**Directions:**
In the exchange below, which events does the writer say were each followed by a collapse of the CP?

CB: > Yes, the return to "smash the workers" predominating coincided
> with the fall of the Soviet Union.
That's one part of it. But the many capitalists were working toward
strengthening the "smash the workers" approach much earlier, as with
movement of capital from the Northeast US to the Southern US, etc. (Of
course, this example was a response to labor's weakness...)
Also, the USSR (during its main period, from the 1920s to Gorby)
didn't allow independent labor unions, either. In terms of class
relations, they were like the "enlightened capitalists" and their
1920s-era "welfare capitalism" in a lot of ways, combining "company
unions" (where the "company" was the state/party combine) and a
paternalistic welfare state.
> One wise aspect of the CP's support of the SU was that the US working
> class reaped many benefits from US capitalists concerned to keep US
> workers' eyes off of the SU.
One might see benefits from toeing the Soviet line, but what were the costs?
In the end, this kind of cheer-leading led to the collapse of the CP.
In fact there were at least three of these collapses, after the
Hitler-Stalin pact, after Khrushchev's "secret speech," and after the
USSR fell. This last collapse was (almost?) total.
I said:
> Again, the movement was really weak until the 1930s.
CB: > The movement probably had an ebb and flow from the late 1800's
> through the 1930's. A google search will turn up more specifics. I
> doubt that it was non-existent in the 1920's .
No-one said that the labor and socialist movements were "non-existent."
> This particular demand
> for shorter work day was , of course, intertwined with other issues.
> The successes in reduction of work week, industrial union organizing,
> etc. later were in part built on some efforts in the 1920's. There was
> a lot of Communist and Workers' Party building in the 1920's, despite
> the Palmer raids, Sacco Vanzetti, the Whitney case.
My interpretation (and that of most labor historians I've read) is
that these 1920s movements were most effective at creating the basis
for the revival of labor and leftist parties during the 1930s, while a
lot of the 1920s effort was (as usual) marred by sectarianism,
ultra-lefitsm, etc.
me:
> They [capitalists] all face a similar situation (the lust for profits). But
> they also face a wide variety of situations, so that the _way_ that
> they implement their lust for profits differs and is often at
> cross-purposes, i.e., conflicting with other capitalists' lusts.
CB: > Overall, it's almost tautological, but a pretty good inference,
> that as long as the capitalists continue to rule, they are more
> unified on issues with which they as a class have conflicts with the
> ruled working class as a class, no ? Whatever the conflicts between
> the capitalists, they hold a sufficiently unified front on critical
> class issues.

**Data section:**
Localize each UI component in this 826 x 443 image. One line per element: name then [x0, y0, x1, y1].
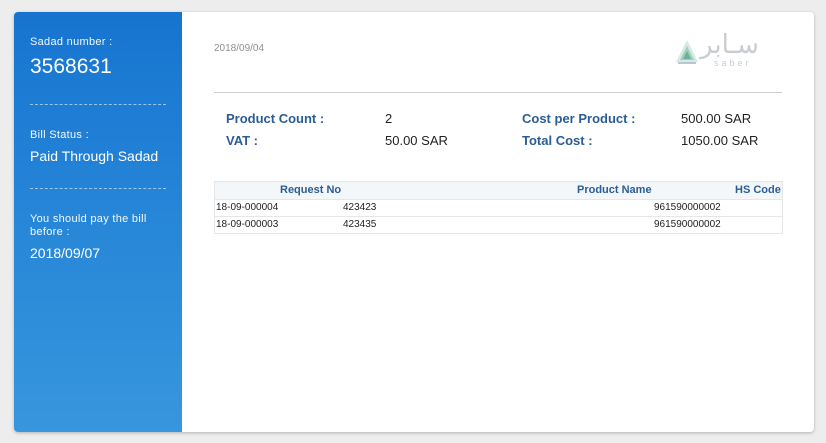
---
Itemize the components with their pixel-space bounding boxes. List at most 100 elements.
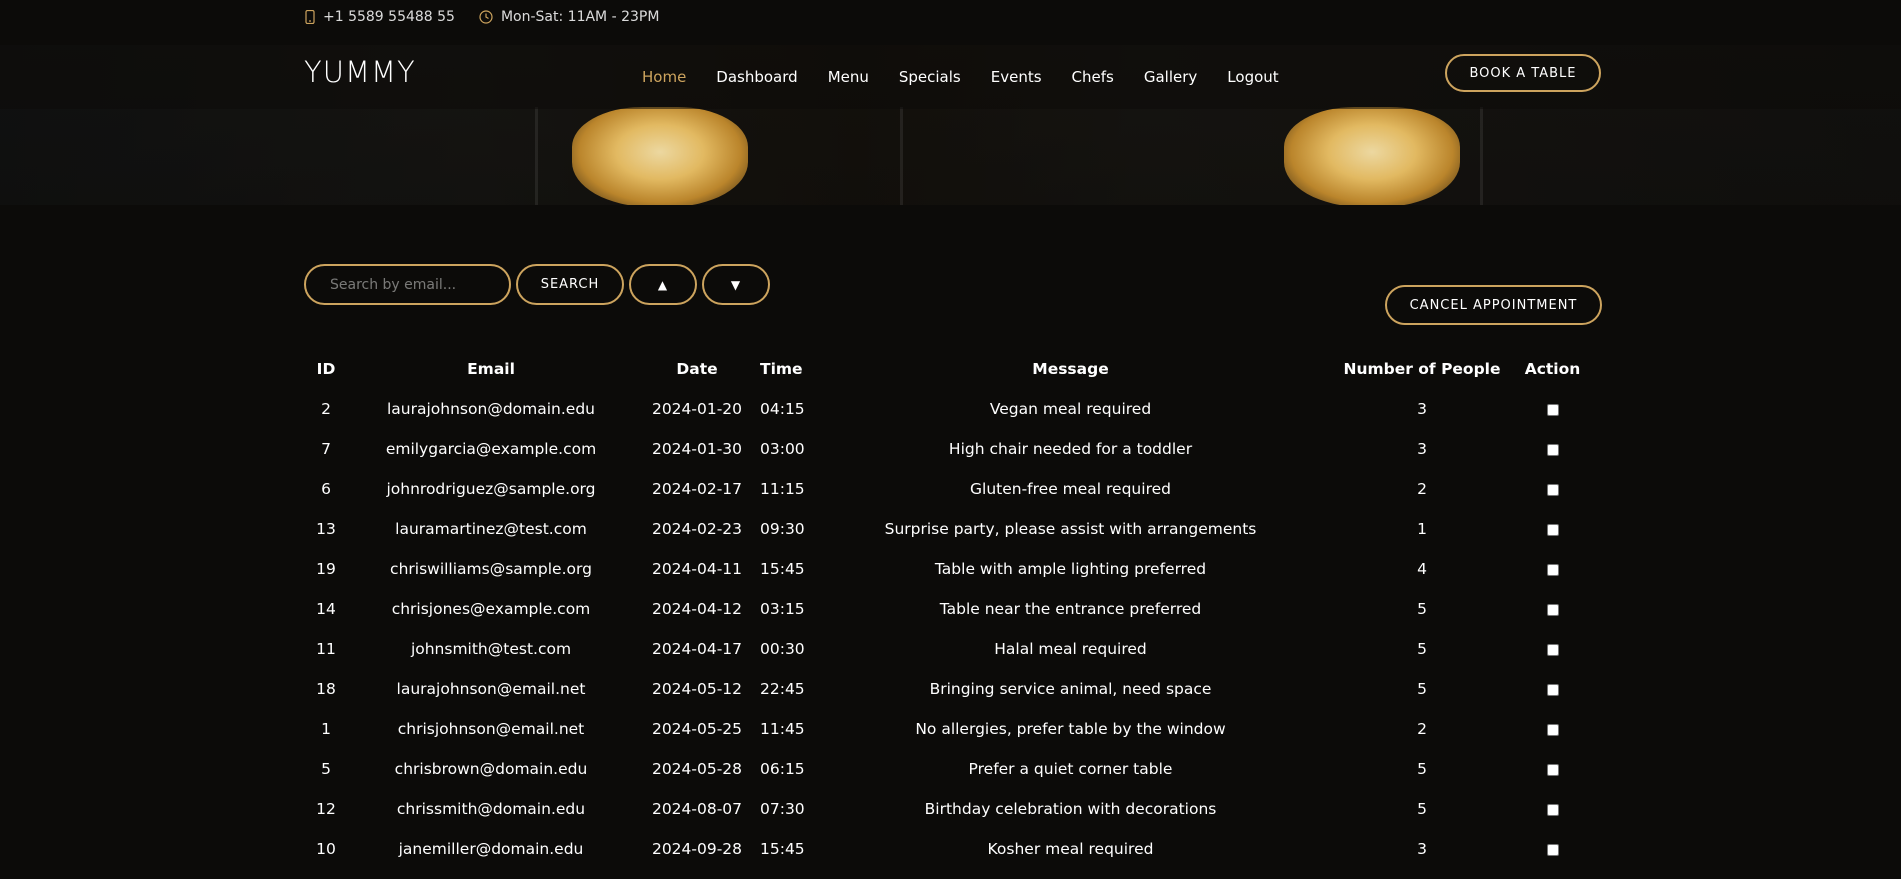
* * *
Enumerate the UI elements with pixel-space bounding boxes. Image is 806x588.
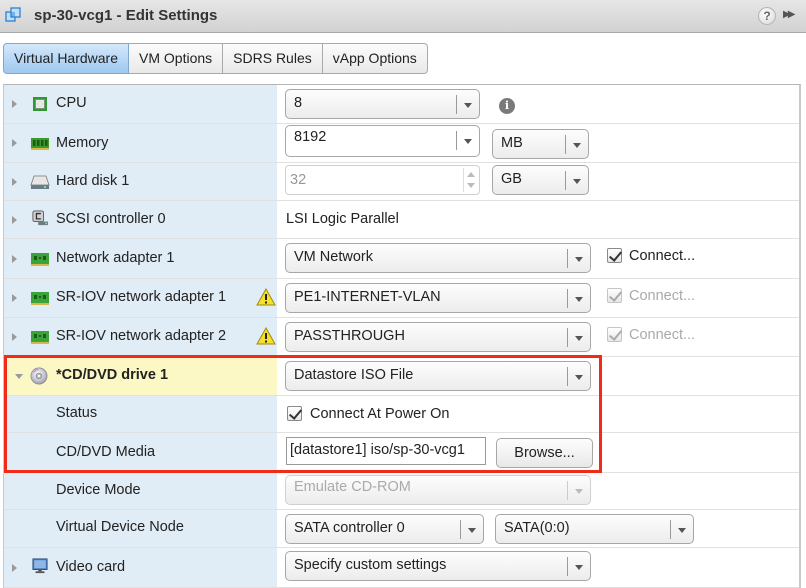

**Solution to the problem:**
The Hitler-Stalin pact, Khrushchev's "secret speech," and the fall of the USSR.